■ DATA ENTRIES:
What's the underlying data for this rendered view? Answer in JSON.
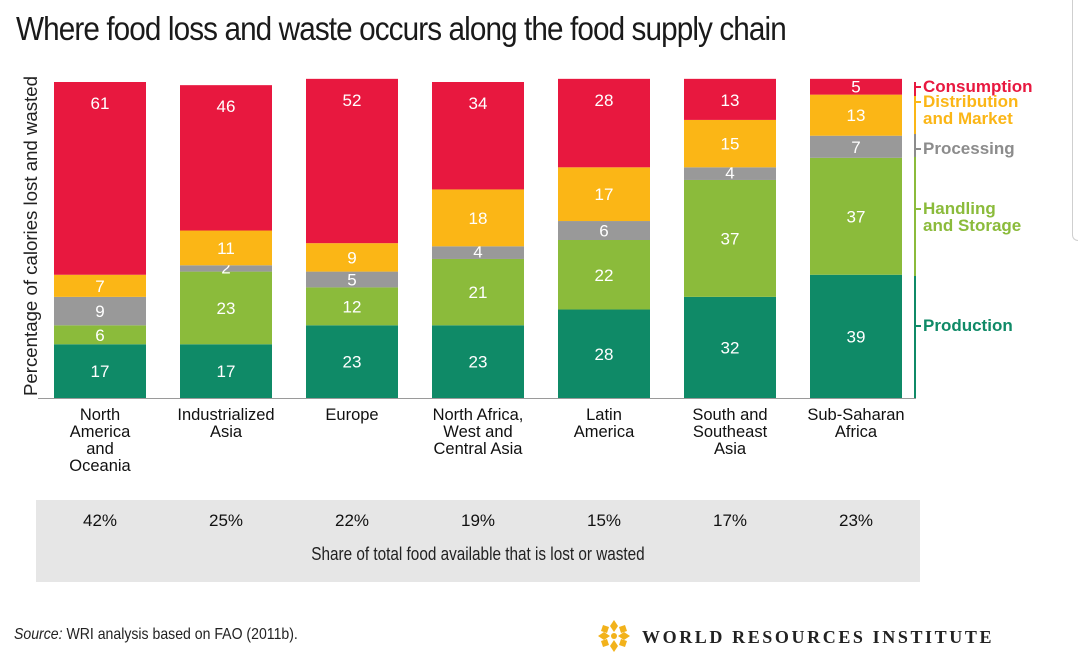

...

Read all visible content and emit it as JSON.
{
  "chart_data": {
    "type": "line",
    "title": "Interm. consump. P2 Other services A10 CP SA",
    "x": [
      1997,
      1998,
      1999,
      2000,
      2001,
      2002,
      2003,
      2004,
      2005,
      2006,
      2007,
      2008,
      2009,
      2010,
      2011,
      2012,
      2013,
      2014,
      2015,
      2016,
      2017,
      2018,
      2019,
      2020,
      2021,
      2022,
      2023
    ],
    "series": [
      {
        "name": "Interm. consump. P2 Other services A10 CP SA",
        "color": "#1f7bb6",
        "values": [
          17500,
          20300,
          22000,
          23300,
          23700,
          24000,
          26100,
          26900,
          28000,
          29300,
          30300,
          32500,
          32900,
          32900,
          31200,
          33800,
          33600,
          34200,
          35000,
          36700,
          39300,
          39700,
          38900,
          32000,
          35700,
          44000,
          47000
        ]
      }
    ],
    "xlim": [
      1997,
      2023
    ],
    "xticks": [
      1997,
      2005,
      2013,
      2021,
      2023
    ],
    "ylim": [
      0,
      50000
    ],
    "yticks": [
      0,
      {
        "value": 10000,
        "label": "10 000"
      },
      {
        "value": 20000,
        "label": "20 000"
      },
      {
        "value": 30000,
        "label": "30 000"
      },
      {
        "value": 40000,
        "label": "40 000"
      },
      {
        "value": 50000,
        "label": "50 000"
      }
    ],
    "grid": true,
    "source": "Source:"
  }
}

--

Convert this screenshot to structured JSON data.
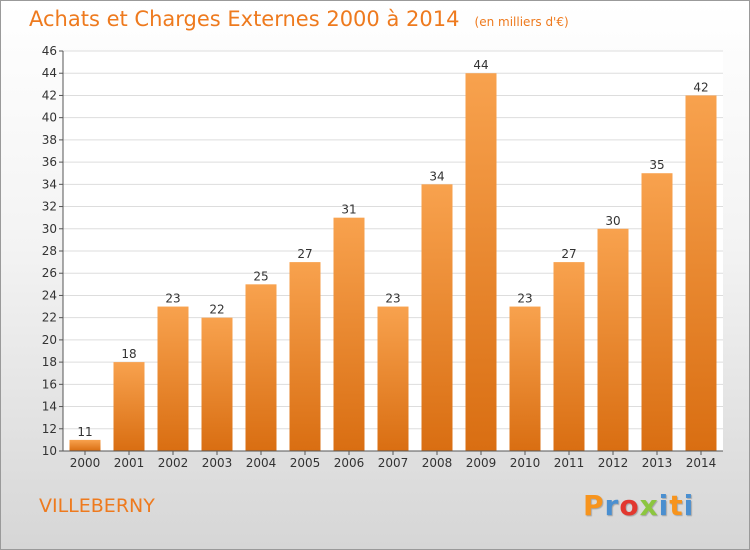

■ GOAL: In the entries above, count each line with "this"; reply with the total only.

■ TASK RESULT: 2